» **What to do**
From the entries that follow, extract each line holding the string "EXCHANGE".

· · · · · · ·

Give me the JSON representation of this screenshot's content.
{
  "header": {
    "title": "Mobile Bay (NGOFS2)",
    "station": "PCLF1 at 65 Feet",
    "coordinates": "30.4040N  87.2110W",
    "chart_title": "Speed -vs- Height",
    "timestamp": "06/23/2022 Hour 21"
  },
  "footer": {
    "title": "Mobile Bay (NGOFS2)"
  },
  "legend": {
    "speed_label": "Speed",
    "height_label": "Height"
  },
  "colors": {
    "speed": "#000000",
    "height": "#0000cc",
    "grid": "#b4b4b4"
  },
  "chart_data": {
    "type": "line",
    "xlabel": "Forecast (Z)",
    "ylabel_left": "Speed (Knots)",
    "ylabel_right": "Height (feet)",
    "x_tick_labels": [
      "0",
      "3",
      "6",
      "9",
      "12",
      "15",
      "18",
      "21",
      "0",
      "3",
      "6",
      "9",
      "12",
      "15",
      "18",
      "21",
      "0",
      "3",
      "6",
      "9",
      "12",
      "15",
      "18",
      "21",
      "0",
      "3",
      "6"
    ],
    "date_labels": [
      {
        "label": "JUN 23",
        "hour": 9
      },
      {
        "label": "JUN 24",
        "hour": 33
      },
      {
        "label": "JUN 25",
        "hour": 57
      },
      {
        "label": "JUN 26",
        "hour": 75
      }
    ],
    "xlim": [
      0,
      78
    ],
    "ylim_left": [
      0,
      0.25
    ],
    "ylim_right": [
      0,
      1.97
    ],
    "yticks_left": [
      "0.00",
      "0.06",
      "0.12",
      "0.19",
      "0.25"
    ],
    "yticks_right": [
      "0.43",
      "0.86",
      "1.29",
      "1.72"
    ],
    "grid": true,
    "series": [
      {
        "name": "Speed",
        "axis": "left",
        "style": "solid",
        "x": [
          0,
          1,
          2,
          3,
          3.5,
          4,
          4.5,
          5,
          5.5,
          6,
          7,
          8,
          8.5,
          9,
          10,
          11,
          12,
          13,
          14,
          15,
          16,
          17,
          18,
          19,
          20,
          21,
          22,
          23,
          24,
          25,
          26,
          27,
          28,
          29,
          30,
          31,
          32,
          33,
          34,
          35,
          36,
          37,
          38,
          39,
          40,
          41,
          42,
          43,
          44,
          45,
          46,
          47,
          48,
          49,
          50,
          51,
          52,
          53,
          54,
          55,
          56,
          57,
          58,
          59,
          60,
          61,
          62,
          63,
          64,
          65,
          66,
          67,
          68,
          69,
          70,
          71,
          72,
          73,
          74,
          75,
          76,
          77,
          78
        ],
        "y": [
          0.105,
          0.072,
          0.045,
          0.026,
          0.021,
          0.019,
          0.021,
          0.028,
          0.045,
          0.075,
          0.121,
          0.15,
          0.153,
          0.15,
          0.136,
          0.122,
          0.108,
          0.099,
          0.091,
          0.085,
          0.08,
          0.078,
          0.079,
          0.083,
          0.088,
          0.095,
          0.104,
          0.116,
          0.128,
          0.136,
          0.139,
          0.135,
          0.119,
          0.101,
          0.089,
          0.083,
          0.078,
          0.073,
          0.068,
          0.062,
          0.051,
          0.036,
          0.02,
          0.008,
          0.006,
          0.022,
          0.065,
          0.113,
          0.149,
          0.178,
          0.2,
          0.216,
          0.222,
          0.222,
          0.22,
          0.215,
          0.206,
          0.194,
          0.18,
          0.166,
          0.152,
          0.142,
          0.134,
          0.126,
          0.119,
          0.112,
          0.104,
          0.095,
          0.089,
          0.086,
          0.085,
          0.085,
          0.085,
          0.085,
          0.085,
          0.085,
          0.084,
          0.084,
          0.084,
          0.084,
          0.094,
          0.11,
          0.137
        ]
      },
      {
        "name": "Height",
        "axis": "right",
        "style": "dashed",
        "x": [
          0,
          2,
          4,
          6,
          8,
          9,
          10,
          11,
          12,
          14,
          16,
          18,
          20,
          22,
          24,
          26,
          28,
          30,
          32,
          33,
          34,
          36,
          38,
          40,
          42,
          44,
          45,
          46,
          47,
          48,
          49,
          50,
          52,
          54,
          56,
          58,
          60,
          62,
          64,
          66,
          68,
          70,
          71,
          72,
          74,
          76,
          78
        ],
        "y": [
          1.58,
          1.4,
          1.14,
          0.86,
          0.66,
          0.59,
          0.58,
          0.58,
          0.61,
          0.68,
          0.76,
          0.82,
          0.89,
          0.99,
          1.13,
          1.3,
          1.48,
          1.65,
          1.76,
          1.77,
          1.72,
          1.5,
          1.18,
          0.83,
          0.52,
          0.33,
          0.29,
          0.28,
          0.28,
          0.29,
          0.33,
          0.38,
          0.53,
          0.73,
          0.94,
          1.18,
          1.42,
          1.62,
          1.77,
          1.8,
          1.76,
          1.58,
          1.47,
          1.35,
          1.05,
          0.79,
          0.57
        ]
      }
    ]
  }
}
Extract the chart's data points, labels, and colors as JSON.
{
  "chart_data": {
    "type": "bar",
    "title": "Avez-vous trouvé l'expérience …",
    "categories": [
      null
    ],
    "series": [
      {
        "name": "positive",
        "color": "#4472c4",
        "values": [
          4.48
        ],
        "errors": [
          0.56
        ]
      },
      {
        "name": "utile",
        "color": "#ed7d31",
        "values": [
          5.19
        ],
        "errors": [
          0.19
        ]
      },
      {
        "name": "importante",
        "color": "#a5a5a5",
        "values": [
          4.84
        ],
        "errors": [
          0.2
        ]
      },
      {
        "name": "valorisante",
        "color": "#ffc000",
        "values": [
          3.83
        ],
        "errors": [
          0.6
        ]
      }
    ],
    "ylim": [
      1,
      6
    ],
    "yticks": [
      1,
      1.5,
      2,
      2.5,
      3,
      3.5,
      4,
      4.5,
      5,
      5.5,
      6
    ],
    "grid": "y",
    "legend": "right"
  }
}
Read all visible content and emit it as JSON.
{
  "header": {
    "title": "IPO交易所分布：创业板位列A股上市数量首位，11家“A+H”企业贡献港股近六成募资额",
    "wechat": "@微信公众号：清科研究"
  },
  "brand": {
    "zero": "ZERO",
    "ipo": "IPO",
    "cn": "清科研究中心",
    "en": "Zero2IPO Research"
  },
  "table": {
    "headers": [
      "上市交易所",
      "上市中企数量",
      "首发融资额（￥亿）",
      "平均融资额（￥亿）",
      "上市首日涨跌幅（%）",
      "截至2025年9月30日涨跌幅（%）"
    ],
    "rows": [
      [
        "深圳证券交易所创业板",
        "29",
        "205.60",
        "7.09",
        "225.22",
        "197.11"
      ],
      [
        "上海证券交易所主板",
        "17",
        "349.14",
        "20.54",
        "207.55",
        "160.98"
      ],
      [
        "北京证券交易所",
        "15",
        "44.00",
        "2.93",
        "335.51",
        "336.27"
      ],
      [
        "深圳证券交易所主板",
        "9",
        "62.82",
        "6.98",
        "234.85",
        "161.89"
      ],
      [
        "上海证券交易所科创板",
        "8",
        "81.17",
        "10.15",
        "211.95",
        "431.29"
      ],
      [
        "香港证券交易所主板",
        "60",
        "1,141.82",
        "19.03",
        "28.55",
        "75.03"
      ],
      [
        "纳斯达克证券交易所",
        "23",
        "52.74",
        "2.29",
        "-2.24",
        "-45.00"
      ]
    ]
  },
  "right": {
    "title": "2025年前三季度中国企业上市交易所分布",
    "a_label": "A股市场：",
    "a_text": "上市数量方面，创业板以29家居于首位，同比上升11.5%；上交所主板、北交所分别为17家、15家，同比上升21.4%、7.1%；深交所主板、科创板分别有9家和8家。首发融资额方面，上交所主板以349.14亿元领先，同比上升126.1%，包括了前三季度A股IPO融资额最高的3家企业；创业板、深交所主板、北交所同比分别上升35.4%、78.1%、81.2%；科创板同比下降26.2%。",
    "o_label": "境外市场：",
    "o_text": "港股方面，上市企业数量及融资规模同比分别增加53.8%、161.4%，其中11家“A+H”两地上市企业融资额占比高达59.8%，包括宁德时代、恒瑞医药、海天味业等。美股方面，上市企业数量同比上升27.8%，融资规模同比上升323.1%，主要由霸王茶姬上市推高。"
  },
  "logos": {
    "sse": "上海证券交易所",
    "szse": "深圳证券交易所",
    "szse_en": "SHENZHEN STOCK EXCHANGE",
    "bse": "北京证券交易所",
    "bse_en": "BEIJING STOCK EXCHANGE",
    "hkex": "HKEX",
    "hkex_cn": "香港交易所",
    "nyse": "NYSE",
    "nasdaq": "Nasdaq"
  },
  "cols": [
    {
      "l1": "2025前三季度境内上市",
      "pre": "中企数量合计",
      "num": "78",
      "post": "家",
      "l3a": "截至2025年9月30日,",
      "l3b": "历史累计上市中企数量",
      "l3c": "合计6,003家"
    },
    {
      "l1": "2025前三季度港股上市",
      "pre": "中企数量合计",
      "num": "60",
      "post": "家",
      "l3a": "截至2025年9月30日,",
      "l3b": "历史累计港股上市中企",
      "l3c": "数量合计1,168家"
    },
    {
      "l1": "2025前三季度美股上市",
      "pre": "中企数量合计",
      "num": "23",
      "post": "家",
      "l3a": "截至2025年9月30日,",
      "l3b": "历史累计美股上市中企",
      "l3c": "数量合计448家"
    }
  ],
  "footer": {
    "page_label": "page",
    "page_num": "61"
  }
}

· · · · · · ·

» **Solution for this problem**
    "szse_en": "SHENZHEN STOCK EXCHANGE",
    "bse_en": "BEIJING STOCK EXCHANGE",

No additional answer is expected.